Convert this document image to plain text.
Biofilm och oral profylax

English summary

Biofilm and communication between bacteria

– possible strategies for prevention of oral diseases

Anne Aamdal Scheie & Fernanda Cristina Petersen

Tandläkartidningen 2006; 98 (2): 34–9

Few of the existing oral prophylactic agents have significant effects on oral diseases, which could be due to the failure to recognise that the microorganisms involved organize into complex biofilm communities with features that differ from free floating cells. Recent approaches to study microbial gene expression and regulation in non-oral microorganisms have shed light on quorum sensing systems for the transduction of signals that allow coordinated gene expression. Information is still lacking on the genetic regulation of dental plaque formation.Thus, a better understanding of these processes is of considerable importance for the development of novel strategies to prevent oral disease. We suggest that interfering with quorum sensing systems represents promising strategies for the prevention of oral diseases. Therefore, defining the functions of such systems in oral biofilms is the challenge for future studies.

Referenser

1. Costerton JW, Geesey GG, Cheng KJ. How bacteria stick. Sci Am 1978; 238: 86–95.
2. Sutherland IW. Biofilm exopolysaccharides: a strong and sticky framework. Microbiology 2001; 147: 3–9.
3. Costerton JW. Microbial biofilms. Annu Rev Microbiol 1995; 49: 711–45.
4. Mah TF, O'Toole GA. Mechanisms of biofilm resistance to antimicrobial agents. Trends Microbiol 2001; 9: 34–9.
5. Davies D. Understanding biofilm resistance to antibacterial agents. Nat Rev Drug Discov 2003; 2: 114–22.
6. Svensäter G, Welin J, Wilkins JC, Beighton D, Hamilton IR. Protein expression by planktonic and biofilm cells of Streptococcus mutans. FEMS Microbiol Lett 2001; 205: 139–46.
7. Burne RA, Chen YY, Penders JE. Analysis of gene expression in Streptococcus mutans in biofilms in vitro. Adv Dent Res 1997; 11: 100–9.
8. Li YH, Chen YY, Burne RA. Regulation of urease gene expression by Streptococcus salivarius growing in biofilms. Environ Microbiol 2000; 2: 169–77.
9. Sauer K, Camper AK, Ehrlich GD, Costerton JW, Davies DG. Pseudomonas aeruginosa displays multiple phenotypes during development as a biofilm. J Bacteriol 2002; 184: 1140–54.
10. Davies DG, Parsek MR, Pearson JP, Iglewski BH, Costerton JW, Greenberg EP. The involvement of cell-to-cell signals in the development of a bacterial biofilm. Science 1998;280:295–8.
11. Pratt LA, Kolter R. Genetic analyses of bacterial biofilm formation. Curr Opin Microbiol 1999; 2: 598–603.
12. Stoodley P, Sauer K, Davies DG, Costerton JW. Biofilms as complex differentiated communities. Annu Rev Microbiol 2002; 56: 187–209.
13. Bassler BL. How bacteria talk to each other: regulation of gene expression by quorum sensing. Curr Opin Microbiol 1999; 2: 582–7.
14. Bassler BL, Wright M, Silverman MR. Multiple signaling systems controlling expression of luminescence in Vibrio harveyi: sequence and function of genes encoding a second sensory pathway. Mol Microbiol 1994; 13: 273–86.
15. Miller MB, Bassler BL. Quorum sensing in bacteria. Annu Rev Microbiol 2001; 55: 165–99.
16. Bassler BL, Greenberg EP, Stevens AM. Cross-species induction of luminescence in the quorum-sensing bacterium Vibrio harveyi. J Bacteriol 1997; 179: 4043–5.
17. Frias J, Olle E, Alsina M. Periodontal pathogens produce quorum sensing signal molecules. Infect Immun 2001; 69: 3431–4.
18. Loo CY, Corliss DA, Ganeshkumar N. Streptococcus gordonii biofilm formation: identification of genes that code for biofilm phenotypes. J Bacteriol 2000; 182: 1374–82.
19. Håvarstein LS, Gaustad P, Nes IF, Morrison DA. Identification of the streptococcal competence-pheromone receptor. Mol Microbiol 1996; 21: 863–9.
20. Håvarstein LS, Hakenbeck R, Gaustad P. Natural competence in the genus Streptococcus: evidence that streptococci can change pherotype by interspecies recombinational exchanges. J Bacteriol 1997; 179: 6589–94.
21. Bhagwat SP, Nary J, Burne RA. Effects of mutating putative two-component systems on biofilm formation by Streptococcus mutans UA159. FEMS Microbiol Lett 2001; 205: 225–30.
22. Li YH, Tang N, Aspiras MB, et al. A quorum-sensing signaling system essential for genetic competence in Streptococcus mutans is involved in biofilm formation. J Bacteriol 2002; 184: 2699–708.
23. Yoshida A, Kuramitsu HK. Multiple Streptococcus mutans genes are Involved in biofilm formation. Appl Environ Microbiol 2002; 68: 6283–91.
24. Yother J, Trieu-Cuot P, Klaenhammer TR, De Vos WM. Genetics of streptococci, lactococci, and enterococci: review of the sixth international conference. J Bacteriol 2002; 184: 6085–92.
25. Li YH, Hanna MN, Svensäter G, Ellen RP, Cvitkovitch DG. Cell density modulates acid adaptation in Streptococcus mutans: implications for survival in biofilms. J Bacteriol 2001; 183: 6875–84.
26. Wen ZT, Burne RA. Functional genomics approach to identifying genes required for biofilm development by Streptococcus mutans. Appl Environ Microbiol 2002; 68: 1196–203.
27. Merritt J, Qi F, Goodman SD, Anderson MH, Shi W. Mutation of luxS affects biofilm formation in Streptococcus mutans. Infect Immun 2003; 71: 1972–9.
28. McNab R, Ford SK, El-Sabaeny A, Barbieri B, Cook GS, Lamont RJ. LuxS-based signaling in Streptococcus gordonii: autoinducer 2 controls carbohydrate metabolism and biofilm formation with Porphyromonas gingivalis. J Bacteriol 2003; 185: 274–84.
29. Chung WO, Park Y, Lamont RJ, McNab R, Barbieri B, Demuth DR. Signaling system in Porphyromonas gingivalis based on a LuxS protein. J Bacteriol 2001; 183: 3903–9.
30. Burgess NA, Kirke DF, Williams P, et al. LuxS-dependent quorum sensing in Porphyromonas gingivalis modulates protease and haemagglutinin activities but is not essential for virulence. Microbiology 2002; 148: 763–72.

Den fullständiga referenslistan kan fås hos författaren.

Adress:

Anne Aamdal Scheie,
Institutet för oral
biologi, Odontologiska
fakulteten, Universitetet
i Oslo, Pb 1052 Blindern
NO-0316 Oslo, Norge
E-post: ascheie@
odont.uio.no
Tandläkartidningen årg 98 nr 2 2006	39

.....

Set down every record above exactly as written.

Convert this document image to plain text.
Biofilm och oral profylax

English summary

Biofilm and communication between bacteria

– possible strategies for prevention of oral diseases

Anne Aamdal Scheie & Fernanda Cristina Petersen

Tandläkartidningen 2006; 98 (2): 34–9

Few of the existing oral prophylactic agents have significant effects on oral diseases, which could be due to the failure to recognise that the microorganisms involved organize into complex biofilm communities with features that differ from free floating cells. Recent approaches to study microbial gene expression and regulation in non-oral microorganisms have shed light on quorum sensing systems for the transduction of signals that allow coordinated gene expression. Information is still lacking on the genetic regulation of dental plaque formation.Thus, a better understanding of these processes is of considerable importance for the development of novel strategies to prevent oral disease. We suggest that interfering with quorum sensing systems represents promising strategies for the prevention of oral diseases. Therefore, defining the functions of such systems in oral biofilms is the challenge for future studies.

Referenser

1. Costerton JW, Geesey GG, Cheng KJ. How bacteria stick. Sci Am 1978; 238: 86–95.
2. Sutherland IW. Biofilm exopolysaccharides: a strong and sticky framework. Microbiology 2001; 147: 3–9.
3. Costerton JW. Microbial biofilms. Annu Rev Microbiol 1995; 49: 711–45.
4. Mah TF, O'Toole GA. Mechanisms of biofilm resistance to antimicrobial agents. Trends Microbiol 2001; 9: 34–9.
5. Davies D. Understanding biofilm resistance to antibacterial agents. Nat Rev Drug Discov 2003; 2: 114–22.
6. Svensäter G, Welin J, Wilkins JC, Beighton D, Hamilton IR. Protein expression by planktonic and biofilm cells of Streptococcus mutans. FEMS Microbiol Lett 2001; 205: 139–46.
7. Burne RA, Chen YY, Penders JE. Analysis of gene expression in Streptococcus mutans in biofilms in vitro. Adv Dent Res 1997; 11: 100–9.
8. Li YH, Chen YY, Burne RA. Regulation of urease gene expression by Streptococcus salivarius growing in biofilms. Environ Microbiol 2000; 2: 169–77.
9. Sauer K, Camper AK, Ehrlich GD, Costerton JW, Davies DG. Pseudomonas aeruginosa displays multiple phenotypes during development as a biofilm. J Bacteriol 2002; 184: 1140–54.
10. Davies DG, Parsek MR, Pearson JP, Iglewski BH, Costerton JW, Greenberg EP. The involvement of cell-to-cell signals in the development of a bacterial biofilm. Science 1998;280:295–8.
11. Pratt LA, Kolter R. Genetic analyses of bacterial biofilm formation. Curr Opin Microbiol 1999; 2: 598–603.
12. Stoodley P, Sauer K, Davies DG, Costerton JW. Biofilms as complex differentiated communities. Annu Rev Microbiol 2002; 56: 187–209.
13. Bassler BL. How bacteria talk to each other: regulation of gene expression by quorum sensing. Curr Opin Microbiol 1999; 2: 582–7.
14. Bassler BL, Wright M, Silverman MR. Multiple signaling systems controlling expression of luminescence in Vibrio harveyi: sequence and function of genes encoding a second sensory pathway. Mol Microbiol 1994; 13: 273–86.
15. Miller MB, Bassler BL. Quorum sensing in bacteria. Annu Rev Microbiol 2001; 55: 165–99.
16. Bassler BL, Greenberg EP, Stevens AM. Cross-species induction of luminescence in the quorum-sensing bacterium Vibrio harveyi. J Bacteriol 1997; 179: 4043–5.
17. Frias J, Olle E, Alsina M. Periodontal pathogens produce quorum sensing signal molecules. Infect Immun 2001; 69: 3431–4.
18. Loo CY, Corliss DA, Ganeshkumar N. Streptococcus gordonii biofilm formation: identification of genes that code for biofilm phenotypes. J Bacteriol 2000; 182: 1374–82.
19. Håvarstein LS, Gaustad P, Nes IF, Morrison DA. Identification of the streptococcal competence-pheromone receptor. Mol Microbiol 1996; 21: 863–9.
20. Håvarstein LS, Hakenbeck R, Gaustad P. Natural competence in the genus Streptococcus: evidence that streptococci can change pherotype by interspecies recombinational exchanges. J Bacteriol 1997; 179: 6589–94.
21. Bhagwat SP, Nary J, Burne RA. Effects of mutating putative two-component systems on biofilm formation by Streptococcus mutans UA159. FEMS Microbiol Lett 2001; 205: 225–30.
22. Li YH, Tang N, Aspiras MB, et al. A quorum-sensing signaling system essential for genetic competence in Streptococcus mutans is involved in biofilm formation. J Bacteriol 2002; 184: 2699–708.
23. Yoshida A, Kuramitsu HK. Multiple Streptococcus mutans genes are Involved in biofilm formation. Appl Environ Microbiol 2002; 68: 6283–91.
24. Yother J, Trieu-Cuot P, Klaenhammer TR, De Vos WM. Genetics of streptococci, lactococci, and enterococci: review of the sixth international conference. J Bacteriol 2002; 184: 6085–92.
25. Li YH, Hanna MN, Svensäter G, Ellen RP, Cvitkovitch DG. Cell density modulates acid adaptation in Streptococcus mutans: implications for survival in biofilms. J Bacteriol 2001; 183: 6875–84.
26. Wen ZT, Burne RA. Functional genomics approach to identifying genes required for biofilm development by Streptococcus mutans. Appl Environ Microbiol 2002; 68: 1196–203.
27. Merritt J, Qi F, Goodman SD, Anderson MH, Shi W. Mutation of luxS affects biofilm formation in Streptococcus mutans. Infect Immun 2003; 71: 1972–9.
28. McNab R, Ford SK, El-Sabaeny A, Barbieri B, Cook GS, Lamont RJ. LuxS-based signaling in Streptococcus gordonii: autoinducer 2 controls carbohydrate metabolism and biofilm formation with Porphyromonas gingivalis. J Bacteriol 2003; 185: 274–84.
29. Chung WO, Park Y, Lamont RJ, McNab R, Barbieri B, Demuth DR. Signaling system in Porphyromonas gingivalis based on a LuxS protein. J Bacteriol 2001; 183: 3903–9.
30. Burgess NA, Kirke DF, Williams P, et al. LuxS-dependent quorum sensing in Porphyromonas gingivalis modulates protease and haemagglutinin activities but is not essential for virulence. Microbiology 2002; 148: 763–72.

Den fullständiga referenslistan kan fås hos författaren.

Adress:

Anne Aamdal Scheie,
Institutet för oral
biologi, Odontologiska
fakulteten, Universitetet
i Oslo, Pb 1052 Blindern
NO-0316 Oslo, Norge
E-post: ascheie@
odont.uio.no
Tandläkartidningen årg 98 nr 2 2006	39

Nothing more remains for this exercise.